╭─ Extracted entries
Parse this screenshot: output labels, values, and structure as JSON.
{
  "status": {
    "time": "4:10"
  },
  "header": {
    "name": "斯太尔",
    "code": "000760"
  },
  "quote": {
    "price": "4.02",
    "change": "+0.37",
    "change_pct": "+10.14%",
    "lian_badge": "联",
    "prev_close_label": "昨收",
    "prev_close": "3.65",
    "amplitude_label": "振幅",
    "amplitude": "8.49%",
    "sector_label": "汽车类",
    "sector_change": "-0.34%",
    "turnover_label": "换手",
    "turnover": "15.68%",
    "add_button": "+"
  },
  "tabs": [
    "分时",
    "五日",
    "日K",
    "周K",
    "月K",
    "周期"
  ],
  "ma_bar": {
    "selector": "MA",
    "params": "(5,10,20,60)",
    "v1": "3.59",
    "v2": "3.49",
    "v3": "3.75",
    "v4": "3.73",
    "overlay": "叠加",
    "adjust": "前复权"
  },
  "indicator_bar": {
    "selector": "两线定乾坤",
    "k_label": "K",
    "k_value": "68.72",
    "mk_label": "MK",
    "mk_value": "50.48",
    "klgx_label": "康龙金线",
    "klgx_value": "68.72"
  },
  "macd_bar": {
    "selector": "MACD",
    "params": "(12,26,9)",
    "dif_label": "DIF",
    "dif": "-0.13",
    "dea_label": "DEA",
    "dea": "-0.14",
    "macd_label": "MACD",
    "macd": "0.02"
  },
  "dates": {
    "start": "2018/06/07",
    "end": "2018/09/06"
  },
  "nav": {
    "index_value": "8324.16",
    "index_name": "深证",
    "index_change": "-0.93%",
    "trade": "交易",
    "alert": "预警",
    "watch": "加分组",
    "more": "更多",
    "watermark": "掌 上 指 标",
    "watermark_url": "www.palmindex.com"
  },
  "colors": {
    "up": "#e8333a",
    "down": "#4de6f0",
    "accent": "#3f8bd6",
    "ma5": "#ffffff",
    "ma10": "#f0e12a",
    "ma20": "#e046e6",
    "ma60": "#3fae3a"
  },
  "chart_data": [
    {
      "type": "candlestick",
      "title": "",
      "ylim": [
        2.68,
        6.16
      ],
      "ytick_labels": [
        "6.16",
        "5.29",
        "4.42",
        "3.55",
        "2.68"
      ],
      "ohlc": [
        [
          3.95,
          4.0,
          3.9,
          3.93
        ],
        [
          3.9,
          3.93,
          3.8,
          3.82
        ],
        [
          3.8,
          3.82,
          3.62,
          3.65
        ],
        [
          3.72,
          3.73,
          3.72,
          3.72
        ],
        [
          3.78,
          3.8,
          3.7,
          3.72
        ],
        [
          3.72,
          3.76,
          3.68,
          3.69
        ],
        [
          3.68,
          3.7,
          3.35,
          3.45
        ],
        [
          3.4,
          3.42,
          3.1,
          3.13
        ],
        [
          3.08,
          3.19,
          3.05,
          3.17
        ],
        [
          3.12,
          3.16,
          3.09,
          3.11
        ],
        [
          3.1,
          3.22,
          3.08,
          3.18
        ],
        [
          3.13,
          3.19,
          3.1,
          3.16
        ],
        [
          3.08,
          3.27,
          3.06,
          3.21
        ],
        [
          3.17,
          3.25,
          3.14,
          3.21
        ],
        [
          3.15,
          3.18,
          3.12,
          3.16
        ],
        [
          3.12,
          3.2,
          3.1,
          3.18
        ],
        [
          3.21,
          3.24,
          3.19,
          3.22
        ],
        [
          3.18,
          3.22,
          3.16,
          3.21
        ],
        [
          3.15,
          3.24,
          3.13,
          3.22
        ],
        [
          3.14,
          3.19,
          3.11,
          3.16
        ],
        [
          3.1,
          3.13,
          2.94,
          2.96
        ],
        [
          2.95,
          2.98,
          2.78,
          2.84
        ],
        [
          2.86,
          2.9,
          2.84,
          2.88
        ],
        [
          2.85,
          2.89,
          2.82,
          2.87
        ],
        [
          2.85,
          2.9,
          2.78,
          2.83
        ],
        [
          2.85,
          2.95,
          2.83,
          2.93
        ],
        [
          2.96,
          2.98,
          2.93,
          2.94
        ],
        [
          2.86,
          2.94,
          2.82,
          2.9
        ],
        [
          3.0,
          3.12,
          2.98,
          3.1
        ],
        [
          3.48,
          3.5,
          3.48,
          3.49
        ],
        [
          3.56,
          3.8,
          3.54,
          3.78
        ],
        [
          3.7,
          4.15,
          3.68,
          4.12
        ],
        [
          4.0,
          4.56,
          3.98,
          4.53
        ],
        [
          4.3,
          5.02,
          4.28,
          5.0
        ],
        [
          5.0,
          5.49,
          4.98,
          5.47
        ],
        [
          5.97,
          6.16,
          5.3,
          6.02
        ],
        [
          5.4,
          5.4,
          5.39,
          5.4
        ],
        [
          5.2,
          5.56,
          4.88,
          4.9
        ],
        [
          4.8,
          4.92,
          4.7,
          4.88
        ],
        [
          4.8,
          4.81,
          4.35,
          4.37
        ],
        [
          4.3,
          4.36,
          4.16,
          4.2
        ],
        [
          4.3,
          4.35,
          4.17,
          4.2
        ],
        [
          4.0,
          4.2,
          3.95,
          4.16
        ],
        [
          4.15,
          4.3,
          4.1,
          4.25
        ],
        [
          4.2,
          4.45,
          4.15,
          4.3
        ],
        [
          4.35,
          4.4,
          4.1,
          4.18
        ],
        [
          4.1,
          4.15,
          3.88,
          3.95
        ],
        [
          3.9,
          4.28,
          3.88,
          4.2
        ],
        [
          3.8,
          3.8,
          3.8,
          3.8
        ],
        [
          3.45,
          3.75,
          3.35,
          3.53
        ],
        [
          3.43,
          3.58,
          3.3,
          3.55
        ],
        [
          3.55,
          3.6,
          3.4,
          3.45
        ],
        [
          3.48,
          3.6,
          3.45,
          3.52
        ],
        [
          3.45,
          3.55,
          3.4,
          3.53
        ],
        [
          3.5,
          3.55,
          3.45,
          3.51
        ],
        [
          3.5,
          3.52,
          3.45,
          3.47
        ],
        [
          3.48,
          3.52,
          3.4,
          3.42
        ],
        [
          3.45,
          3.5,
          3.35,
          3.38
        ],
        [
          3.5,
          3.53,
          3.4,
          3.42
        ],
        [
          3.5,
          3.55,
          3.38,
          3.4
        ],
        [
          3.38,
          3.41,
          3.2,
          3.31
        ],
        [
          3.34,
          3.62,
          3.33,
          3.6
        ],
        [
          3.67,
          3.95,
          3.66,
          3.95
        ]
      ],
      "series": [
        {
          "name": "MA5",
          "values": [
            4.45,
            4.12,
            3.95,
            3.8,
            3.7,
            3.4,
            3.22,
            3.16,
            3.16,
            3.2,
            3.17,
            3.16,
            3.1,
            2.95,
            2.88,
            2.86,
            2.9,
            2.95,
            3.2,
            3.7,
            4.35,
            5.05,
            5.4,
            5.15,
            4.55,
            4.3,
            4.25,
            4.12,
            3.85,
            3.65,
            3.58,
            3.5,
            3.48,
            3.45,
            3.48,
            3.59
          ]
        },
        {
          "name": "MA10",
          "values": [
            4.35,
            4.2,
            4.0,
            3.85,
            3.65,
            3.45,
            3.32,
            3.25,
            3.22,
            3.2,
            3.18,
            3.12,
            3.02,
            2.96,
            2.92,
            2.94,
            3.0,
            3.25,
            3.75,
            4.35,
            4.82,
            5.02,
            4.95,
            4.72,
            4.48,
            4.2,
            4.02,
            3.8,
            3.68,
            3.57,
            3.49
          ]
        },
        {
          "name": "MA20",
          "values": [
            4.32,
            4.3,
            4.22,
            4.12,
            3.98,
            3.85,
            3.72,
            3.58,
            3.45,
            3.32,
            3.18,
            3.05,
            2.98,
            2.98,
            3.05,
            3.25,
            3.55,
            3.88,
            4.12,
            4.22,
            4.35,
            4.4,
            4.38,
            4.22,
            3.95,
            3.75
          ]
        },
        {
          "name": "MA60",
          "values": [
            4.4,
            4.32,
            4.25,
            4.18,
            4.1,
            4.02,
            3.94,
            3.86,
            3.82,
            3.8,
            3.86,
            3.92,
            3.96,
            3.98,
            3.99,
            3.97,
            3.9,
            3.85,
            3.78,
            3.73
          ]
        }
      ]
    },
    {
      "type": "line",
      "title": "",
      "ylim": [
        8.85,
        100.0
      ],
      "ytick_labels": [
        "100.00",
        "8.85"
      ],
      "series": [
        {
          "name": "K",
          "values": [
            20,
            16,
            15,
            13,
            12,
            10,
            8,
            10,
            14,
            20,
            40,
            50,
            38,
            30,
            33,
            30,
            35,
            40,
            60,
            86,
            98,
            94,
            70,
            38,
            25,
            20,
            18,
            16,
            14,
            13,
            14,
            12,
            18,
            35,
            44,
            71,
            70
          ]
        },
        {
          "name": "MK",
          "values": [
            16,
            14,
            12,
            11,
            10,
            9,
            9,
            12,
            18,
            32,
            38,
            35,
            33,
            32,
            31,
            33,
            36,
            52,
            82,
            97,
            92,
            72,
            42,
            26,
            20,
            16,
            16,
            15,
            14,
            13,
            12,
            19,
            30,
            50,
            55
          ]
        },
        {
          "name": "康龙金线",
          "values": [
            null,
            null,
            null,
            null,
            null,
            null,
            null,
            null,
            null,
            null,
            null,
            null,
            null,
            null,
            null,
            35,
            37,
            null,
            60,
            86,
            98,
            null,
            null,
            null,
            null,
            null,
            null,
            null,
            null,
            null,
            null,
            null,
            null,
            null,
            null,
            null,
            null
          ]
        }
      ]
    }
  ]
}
╰─
Exercise goal:
Go through the material line by line. Show each line that contains the string "selector".

Expected answer:
    "selector": "MA",
    "selector": "两线定乾坤",
    "selector": "MACD",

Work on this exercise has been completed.